What you need to do ::
Reproduce the entire listing exactly. Leave the pictures out.

Dataset entries ::
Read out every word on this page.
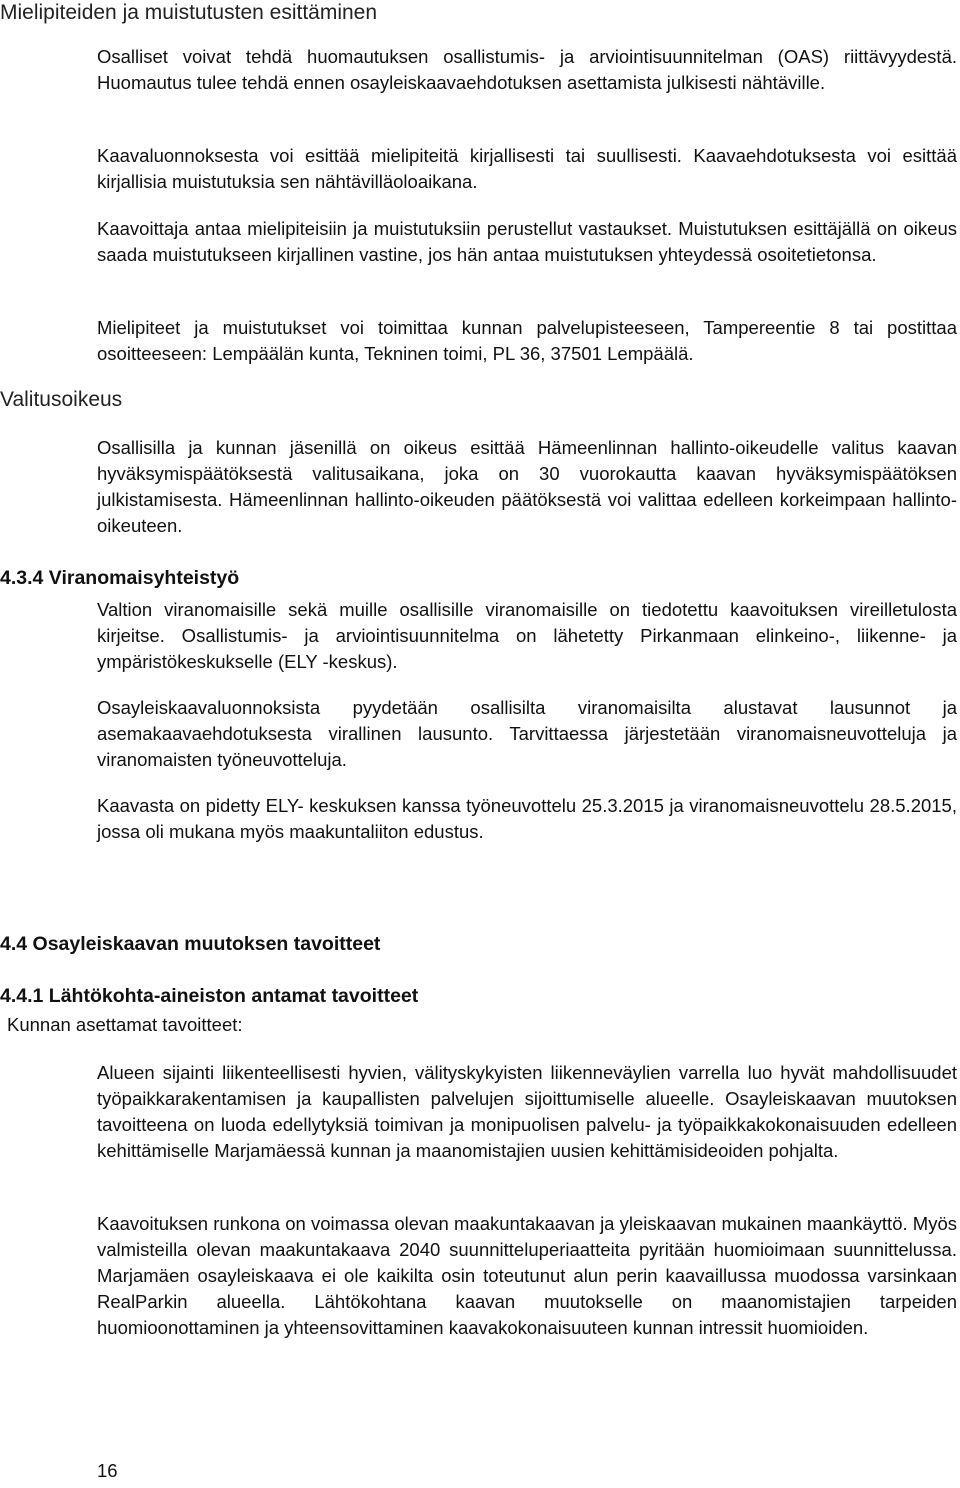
Mielipiteiden ja muistutusten esittäminen
Osalliset voivat tehdä huomautuksen osallistumis- ja arviointisuunnitelman (OAS) riittävyydestä. Huomautus tulee tehdä ennen osayleiskaavaehdotuksen asettamista julkisesti nähtäville.
Kaavaluonnoksesta voi esittää mielipiteitä kirjallisesti tai suullisesti. Kaavaehdotuksesta voi esittää kirjallisia muistutuksia sen nähtävilläoloaikana.
Kaavoittaja antaa mielipiteisiin ja muistutuksiin perustellut vastaukset. Muistutuksen esittäjällä on oikeus saada muistutukseen kirjallinen vastine, jos hän antaa muistutuksen yhteydessä osoitetietonsa.
Mielipiteet ja muistutukset voi toimittaa kunnan palvelupisteeseen, Tampereentie 8 tai postittaa osoitteeseen: Lempäälän kunta, Tekninen toimi, PL 36, 37501 Lempäälä.
Valitusoikeus
Osallisilla ja kunnan jäsenillä on oikeus esittää Hämeenlinnan hallinto-oikeudelle valitus kaavan hyväksymispäätöksestä valitusaikana, joka on 30 vuorokautta kaavan hyväksymispäätöksen julkistamisesta. Hämeenlinnan hallinto-oikeuden päätöksestä voi valittaa edelleen korkeimpaan hallinto-oikeuteen.
4.3.4 Viranomaisyhteistyö
Valtion viranomaisille sekä muille osallisille viranomaisille on tiedotettu kaavoituksen vireilletulosta kirjeitse. Osallistumis- ja arviointisuunnitelma on lähetetty Pirkanmaan elinkeino-, liikenne- ja ympäristökeskukselle (ELY -keskus).
Osayleiskaavaluonnoksista pyydetään osallisilta viranomaisilta alustavat lausunnot ja asemakaavaehdotuksesta virallinen lausunto. Tarvittaessa järjestetään viranomaisneuvotteluja ja viranomaisten työneuvotteluja.
Kaavasta on pidetty ELY- keskuksen kanssa työneuvottelu 25.3.2015 ja viranomaisneuvottelu 28.5.2015, jossa oli mukana myös maakuntaliiton edustus.
4.4 Osayleiskaavan muutoksen tavoitteet
4.4.1 Lähtökohta-aineiston antamat tavoitteet
Kunnan asettamat tavoitteet:
Alueen sijainti liikenteellisesti hyvien, välityskykyisten liikenneväylien varrella luo hyvät mahdollisuudet työpaikkarakentamisen ja kaupallisten palvelujen sijoittumiselle alueelle. Osayleiskaavan muutoksen tavoitteena on luoda edellytyksiä toimivan ja monipuolisen palvelu- ja työpaikkakokonaisuuden edelleen kehittämiselle Marjamäessä kunnan ja maanomistajien uusien kehittämisideoiden pohjalta.
Kaavoituksen runkona on voimassa olevan maakuntakaavan ja yleiskaavan mukainen maankäyttö. Myös valmisteilla olevan maakuntakaava 2040 suunnitteluperiaatteita pyritään huomioimaan suunnittelussa. Marjamäen osayleiskaava ei ole kaikilta osin toteutunut alun perin kaavaillussa muodossa varsinkaan RealParkin alueella. Lähtökohtana kaavan muutokselle on maanomistajien tarpeiden huomioonottaminen ja yhteensovittaminen kaavakokonaisuuteen kunnan intressit huomioiden.
16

Result of this task ::
Read out every word on this page.
Mielipiteiden ja muistutusten esittäminen
Osalliset voivat tehdä huomautuksen osallistumis- ja arviointisuunnitelman (OAS) riittävyydestä. Huomautus tulee tehdä ennen osayleiskaavaehdotuksen asettamista julkisesti nähtäville.
Kaavaluonnoksesta voi esittää mielipiteitä kirjallisesti tai suullisesti. Kaavaehdotuksesta voi esittää kirjallisia muistutuksia sen nähtävilläoloaikana.
Kaavoittaja antaa mielipiteisiin ja muistutuksiin perustellut vastaukset. Muistutuksen esittäjällä on oikeus saada muistutukseen kirjallinen vastine, jos hän antaa muistutuksen yhteydessä osoitetietonsa.
Mielipiteet ja muistutukset voi toimittaa kunnan palvelupisteeseen, Tampereentie 8 tai postittaa osoitteeseen: Lempäälän kunta, Tekninen toimi, PL 36, 37501 Lempäälä.
Valitusoikeus
Osallisilla ja kunnan jäsenillä on oikeus esittää Hämeenlinnan hallinto-oikeudelle valitus kaavan hyväksymispäätöksestä valitusaikana, joka on 30 vuorokautta kaavan hyväksymispäätöksen julkistamisesta. Hämeenlinnan hallinto-oikeuden päätöksestä voi valittaa edelleen korkeimpaan hallinto-oikeuteen.
4.3.4 Viranomaisyhteistyö
Valtion viranomaisille sekä muille osallisille viranomaisille on tiedotettu kaavoituksen vireilletulosta kirjeitse. Osallistumis- ja arviointisuunnitelma on lähetetty Pirkanmaan elinkeino-, liikenne- ja ympäristökeskukselle (ELY -keskus).
Osayleiskaavaluonnoksista pyydetään osallisilta viranomaisilta alustavat lausunnot ja asemakaavaehdotuksesta virallinen lausunto. Tarvittaessa järjestetään viranomaisneuvotteluja ja viranomaisten työneuvotteluja.
Kaavasta on pidetty ELY- keskuksen kanssa työneuvottelu 25.3.2015 ja viranomaisneuvottelu 28.5.2015, jossa oli mukana myös maakuntaliiton edustus.
4.4 Osayleiskaavan muutoksen tavoitteet
4.4.1 Lähtökohta-aineiston antamat tavoitteet
Kunnan asettamat tavoitteet:
Alueen sijainti liikenteellisesti hyvien, välityskykyisten liikenneväylien varrella luo hyvät mahdollisuudet työpaikkarakentamisen ja kaupallisten palvelujen sijoittumiselle alueelle. Osayleiskaavan muutoksen tavoitteena on luoda edellytyksiä toimivan ja monipuolisen palvelu- ja työpaikkakokonaisuuden edelleen kehittämiselle Marjamäessä kunnan ja maanomistajien uusien kehittämisideoiden pohjalta.
Kaavoituksen runkona on voimassa olevan maakuntakaavan ja yleiskaavan mukainen maankäyttö. Myös valmisteilla olevan maakuntakaava 2040 suunnitteluperiaatteita pyritään huomioimaan suunnittelussa. Marjamäen osayleiskaava ei ole kaikilta osin toteutunut alun perin kaavaillussa muodossa varsinkaan RealParkin alueella. Lähtökohtana kaavan muutokselle on maanomistajien tarpeiden huomioonottaminen ja yhteensovittaminen kaavakokonaisuuteen kunnan intressit huomioiden.
16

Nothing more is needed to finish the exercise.